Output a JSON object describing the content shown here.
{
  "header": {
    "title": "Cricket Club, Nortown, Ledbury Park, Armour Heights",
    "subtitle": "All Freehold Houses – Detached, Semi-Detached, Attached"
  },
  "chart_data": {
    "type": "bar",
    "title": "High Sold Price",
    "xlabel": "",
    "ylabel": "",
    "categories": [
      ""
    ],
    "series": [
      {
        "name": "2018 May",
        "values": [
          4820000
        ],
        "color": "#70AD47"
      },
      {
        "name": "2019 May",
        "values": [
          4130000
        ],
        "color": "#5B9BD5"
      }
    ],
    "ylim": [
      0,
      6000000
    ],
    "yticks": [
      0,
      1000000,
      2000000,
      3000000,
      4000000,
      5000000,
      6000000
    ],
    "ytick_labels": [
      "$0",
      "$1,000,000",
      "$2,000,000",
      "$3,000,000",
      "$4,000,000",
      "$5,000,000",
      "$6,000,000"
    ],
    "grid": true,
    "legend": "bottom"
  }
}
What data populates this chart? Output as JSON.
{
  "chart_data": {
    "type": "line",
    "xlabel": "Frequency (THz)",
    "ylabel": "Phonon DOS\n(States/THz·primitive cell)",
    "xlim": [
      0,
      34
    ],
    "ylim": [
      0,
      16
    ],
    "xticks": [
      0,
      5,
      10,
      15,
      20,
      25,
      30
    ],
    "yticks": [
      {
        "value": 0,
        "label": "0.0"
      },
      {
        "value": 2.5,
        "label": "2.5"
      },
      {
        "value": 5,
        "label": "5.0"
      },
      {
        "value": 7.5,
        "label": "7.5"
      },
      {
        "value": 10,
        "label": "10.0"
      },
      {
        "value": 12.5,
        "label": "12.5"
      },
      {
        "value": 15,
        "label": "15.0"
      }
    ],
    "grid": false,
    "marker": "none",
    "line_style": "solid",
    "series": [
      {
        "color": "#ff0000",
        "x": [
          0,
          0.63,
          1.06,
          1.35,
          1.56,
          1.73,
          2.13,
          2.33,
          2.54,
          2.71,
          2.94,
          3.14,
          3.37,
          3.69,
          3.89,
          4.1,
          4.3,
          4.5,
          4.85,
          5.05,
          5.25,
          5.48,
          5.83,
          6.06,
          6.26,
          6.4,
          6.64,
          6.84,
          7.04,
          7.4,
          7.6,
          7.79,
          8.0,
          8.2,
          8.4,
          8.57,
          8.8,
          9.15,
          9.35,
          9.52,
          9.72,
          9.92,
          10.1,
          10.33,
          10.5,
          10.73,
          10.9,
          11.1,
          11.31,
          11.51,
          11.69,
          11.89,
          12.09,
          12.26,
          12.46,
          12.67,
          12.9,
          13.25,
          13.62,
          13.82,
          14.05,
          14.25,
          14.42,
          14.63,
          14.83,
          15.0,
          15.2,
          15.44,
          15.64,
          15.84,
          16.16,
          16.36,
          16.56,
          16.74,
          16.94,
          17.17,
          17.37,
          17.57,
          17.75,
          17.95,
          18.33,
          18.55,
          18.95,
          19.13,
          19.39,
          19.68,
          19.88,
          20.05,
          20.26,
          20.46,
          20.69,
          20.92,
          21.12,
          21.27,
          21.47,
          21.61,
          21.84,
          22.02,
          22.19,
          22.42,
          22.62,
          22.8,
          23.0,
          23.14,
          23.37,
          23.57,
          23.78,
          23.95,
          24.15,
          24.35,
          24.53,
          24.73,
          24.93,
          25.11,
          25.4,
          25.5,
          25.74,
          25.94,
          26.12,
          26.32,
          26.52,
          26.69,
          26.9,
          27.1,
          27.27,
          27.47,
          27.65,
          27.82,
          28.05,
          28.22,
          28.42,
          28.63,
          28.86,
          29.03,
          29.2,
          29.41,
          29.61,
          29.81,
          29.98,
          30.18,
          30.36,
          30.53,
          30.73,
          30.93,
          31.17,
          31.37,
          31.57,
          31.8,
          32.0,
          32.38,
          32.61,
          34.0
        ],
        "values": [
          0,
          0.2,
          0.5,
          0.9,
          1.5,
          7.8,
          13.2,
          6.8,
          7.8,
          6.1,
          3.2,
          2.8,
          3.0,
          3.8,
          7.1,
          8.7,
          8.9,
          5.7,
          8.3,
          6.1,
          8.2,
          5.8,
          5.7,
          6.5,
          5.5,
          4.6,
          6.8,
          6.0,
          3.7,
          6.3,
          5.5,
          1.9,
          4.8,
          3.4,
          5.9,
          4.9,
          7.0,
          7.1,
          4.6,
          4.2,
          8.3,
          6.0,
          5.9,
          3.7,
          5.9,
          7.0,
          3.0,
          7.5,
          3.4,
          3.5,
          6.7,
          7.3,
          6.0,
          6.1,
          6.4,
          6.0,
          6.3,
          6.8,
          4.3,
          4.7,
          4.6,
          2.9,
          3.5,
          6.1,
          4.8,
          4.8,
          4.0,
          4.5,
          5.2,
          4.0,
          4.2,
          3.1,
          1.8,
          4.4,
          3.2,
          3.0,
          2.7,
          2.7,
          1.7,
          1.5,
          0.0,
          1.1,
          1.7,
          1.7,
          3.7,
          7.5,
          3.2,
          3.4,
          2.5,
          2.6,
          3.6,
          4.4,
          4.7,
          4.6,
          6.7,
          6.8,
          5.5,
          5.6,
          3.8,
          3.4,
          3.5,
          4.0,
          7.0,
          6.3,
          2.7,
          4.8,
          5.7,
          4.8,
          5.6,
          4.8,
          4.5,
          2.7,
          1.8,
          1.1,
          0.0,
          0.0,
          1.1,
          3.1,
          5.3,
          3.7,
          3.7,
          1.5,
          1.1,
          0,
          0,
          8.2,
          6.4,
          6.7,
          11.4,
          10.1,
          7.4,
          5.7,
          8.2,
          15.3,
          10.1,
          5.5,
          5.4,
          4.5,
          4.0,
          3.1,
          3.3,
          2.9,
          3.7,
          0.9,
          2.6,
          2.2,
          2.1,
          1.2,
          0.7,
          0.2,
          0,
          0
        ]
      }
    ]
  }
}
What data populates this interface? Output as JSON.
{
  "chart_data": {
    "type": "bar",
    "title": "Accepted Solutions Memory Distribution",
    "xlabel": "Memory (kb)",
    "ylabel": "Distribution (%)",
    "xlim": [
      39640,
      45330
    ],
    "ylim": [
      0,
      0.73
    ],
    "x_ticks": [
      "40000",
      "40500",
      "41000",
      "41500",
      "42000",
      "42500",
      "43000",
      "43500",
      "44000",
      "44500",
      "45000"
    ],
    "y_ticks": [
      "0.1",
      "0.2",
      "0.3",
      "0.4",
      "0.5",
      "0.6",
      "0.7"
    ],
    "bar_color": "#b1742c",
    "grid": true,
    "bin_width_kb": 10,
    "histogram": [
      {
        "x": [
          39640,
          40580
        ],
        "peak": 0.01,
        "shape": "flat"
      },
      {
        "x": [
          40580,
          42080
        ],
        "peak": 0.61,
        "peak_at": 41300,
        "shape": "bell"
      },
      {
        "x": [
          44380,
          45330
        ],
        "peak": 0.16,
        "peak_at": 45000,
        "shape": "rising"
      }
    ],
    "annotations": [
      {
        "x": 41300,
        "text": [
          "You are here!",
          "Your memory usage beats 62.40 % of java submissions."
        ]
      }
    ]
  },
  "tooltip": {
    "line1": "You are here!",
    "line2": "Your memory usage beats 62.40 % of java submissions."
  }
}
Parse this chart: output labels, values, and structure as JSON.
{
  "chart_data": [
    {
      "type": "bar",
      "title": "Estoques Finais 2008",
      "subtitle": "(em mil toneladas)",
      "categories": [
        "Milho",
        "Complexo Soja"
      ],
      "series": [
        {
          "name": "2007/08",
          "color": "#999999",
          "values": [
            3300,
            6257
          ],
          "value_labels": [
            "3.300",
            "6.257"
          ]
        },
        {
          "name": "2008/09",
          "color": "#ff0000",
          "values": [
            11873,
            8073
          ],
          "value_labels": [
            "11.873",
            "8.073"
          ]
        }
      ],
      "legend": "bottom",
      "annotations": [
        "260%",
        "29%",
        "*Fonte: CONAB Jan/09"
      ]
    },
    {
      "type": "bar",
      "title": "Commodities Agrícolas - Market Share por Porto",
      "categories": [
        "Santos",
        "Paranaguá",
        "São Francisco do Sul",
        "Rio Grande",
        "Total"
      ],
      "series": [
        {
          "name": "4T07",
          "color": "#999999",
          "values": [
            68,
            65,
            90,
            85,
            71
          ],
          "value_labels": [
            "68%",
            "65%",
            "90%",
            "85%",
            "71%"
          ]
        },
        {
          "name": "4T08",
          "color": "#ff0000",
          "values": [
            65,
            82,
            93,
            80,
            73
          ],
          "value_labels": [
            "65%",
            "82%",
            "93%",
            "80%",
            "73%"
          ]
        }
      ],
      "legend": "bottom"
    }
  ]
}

####

● **REQUIRED WORK**: Gather up every line from the listing above in which the word "java" occurs.

● **FULL OUTPUT**:
          "Your memory usage beats 62.40 % of java submissions."
    "line2": "Your memory usage beats 62.40 % of java submissions."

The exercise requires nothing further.